--- Start ---

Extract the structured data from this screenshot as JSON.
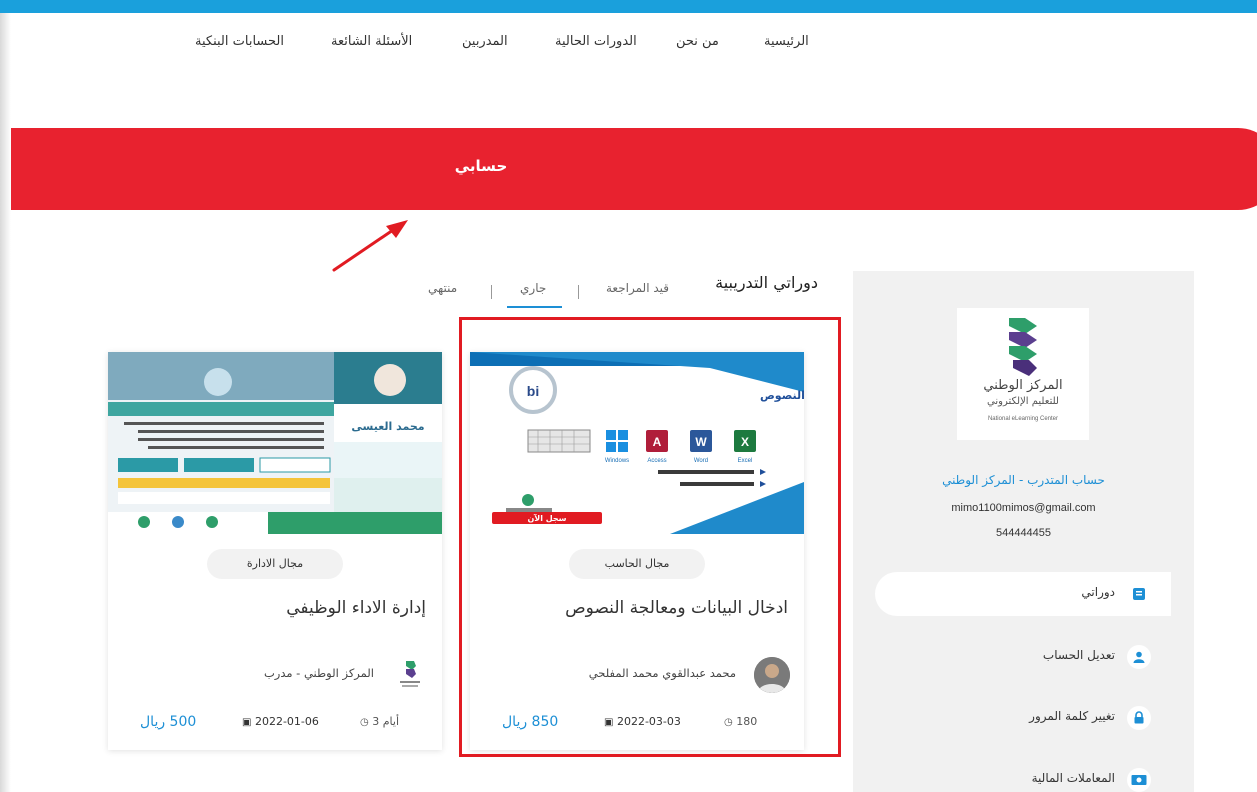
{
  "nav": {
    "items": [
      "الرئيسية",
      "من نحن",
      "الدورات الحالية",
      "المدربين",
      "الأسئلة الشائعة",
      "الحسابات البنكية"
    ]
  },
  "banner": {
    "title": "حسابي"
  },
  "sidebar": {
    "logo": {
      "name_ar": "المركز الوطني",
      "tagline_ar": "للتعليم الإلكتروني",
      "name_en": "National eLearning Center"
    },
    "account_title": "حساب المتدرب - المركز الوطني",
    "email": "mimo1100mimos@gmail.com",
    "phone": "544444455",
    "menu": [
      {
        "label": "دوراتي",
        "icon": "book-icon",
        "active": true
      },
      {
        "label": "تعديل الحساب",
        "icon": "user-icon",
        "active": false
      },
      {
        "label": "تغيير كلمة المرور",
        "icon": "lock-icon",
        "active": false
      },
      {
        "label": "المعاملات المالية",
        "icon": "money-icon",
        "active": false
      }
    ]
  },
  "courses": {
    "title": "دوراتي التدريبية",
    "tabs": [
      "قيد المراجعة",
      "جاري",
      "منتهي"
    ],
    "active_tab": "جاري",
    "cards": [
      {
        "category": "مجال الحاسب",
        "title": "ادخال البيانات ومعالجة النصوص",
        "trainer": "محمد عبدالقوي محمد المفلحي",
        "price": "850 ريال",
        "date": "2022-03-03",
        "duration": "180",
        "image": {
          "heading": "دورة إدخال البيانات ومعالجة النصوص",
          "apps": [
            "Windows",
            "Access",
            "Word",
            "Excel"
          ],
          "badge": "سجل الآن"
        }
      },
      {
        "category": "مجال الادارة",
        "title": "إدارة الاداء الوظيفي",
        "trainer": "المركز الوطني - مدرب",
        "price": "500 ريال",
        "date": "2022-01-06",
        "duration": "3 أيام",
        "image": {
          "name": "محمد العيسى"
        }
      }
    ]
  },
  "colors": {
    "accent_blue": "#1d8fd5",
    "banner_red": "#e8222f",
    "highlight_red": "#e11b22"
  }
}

--- End ---

◆ **Problem statement**
Report only the number of lines that hold the string "category" in this listing.

◆ **Solved exercise**
2